» **WHAT YOU ARE ASKED TO DO**
Collect every line below that contains the word "пособий".

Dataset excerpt
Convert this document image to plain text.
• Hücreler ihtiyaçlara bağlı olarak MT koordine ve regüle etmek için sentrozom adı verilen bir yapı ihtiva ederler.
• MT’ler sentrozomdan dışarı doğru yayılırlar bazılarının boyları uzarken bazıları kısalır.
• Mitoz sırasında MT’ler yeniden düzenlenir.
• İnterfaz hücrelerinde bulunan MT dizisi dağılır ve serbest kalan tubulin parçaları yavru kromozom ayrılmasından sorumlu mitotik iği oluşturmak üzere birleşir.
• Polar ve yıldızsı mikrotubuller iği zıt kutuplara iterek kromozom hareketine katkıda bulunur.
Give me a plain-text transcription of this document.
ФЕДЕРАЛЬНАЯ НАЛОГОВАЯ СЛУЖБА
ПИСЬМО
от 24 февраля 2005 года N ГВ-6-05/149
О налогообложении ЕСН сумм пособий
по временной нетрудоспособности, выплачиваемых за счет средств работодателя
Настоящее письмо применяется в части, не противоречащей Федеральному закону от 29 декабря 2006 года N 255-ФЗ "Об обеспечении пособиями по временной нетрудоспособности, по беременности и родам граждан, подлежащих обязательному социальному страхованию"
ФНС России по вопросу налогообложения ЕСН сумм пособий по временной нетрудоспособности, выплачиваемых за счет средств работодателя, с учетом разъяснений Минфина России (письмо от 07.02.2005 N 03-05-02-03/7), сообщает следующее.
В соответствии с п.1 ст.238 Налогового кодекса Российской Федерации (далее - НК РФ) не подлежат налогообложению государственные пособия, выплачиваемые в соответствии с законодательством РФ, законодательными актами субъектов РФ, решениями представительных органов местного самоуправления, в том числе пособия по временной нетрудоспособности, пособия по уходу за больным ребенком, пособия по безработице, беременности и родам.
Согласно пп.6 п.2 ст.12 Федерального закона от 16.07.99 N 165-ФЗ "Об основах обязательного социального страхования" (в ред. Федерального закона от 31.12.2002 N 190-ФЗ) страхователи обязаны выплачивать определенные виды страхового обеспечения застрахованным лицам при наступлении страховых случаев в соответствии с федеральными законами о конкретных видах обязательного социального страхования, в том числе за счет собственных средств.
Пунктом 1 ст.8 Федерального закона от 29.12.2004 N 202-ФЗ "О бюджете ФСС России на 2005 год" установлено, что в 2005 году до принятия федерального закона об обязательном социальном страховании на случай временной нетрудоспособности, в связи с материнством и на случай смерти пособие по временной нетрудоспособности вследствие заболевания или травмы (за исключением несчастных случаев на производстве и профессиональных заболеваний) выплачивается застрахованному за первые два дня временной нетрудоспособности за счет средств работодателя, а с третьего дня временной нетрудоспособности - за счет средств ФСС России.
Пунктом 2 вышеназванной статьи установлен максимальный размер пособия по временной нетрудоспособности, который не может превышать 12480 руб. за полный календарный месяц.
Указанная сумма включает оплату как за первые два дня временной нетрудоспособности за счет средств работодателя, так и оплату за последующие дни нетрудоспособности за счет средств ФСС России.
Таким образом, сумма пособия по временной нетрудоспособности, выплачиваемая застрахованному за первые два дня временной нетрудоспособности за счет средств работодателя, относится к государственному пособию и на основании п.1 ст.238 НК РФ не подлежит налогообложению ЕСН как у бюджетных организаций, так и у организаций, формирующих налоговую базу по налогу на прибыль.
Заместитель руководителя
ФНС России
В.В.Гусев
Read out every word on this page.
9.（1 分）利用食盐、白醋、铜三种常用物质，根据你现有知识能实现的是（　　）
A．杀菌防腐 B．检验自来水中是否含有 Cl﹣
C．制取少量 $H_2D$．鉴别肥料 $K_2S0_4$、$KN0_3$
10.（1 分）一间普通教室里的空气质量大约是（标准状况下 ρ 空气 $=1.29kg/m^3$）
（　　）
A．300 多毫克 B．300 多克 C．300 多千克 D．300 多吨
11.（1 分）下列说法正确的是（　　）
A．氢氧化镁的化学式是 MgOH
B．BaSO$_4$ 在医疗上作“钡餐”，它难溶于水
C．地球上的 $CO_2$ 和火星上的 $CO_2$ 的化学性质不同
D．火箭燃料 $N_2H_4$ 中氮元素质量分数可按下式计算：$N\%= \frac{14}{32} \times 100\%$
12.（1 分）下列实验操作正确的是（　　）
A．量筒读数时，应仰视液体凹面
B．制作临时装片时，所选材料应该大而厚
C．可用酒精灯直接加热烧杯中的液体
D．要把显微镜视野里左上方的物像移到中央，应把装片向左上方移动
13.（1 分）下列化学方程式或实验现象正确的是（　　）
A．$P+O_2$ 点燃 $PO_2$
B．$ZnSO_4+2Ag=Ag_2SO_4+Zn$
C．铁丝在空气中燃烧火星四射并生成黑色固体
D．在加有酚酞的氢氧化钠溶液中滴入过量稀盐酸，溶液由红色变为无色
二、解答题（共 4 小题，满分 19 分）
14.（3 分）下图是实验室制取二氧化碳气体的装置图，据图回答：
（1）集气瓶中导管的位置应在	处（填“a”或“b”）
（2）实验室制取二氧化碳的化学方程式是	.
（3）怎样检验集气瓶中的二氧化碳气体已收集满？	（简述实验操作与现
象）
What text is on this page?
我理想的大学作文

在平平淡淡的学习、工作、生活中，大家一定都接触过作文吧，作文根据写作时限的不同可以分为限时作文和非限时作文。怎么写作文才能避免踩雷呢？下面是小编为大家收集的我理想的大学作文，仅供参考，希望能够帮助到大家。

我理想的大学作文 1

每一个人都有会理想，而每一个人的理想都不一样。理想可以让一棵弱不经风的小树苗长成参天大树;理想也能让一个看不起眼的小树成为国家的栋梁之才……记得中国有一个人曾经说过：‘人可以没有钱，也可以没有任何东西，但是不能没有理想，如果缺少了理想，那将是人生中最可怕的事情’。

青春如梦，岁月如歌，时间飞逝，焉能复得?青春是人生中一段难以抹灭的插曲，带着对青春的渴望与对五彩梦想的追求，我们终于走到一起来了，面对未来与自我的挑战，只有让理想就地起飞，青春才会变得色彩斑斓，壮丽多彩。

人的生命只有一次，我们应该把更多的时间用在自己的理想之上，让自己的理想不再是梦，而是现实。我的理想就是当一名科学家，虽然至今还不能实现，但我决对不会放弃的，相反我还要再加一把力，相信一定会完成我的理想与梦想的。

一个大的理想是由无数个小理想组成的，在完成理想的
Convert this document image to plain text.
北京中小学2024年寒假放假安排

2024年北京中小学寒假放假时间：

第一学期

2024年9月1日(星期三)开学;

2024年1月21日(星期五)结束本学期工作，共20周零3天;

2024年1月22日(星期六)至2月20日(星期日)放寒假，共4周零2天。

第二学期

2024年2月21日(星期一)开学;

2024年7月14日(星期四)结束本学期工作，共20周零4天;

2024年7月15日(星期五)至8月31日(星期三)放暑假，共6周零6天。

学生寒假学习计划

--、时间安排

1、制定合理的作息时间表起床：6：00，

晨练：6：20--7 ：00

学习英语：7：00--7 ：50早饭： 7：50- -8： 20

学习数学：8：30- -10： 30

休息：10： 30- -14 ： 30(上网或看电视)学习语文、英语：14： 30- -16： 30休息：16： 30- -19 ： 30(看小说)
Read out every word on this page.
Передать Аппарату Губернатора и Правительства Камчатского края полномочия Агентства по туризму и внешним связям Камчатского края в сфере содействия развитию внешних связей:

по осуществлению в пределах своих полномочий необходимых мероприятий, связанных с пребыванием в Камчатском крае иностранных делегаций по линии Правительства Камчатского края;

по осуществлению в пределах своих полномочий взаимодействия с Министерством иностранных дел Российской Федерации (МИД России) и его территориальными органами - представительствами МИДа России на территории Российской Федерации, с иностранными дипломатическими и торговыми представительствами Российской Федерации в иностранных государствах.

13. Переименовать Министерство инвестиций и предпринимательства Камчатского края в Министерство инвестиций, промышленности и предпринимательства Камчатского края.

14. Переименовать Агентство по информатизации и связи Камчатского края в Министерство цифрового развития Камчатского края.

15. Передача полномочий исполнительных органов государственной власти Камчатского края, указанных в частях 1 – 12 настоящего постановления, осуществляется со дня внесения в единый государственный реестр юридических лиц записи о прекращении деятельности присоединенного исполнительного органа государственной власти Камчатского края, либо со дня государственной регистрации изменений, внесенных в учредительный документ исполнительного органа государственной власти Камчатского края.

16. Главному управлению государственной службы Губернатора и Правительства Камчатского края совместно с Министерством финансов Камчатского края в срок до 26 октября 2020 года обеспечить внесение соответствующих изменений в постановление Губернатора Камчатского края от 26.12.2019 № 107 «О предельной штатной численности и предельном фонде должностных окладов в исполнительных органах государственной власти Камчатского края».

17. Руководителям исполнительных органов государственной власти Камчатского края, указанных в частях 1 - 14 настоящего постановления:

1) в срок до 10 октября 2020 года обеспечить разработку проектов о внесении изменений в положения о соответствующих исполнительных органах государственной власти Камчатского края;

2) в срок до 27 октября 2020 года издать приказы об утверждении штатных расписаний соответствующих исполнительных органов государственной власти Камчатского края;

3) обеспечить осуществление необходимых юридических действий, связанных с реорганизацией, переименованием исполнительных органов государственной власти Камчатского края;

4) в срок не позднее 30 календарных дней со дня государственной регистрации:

» **OUTPUT OF THE EXERCISE**
О налогообложении ЕСН сумм пособий
ФНС России по вопросу налогообложения ЕСН сумм пособий по временной нетрудоспособности, выплачиваемых за счет средств работодателя, с учетом разъяснений Минфина России (письмо от 07.02.2005 N 03-05-02-03/7), сообщает следующее.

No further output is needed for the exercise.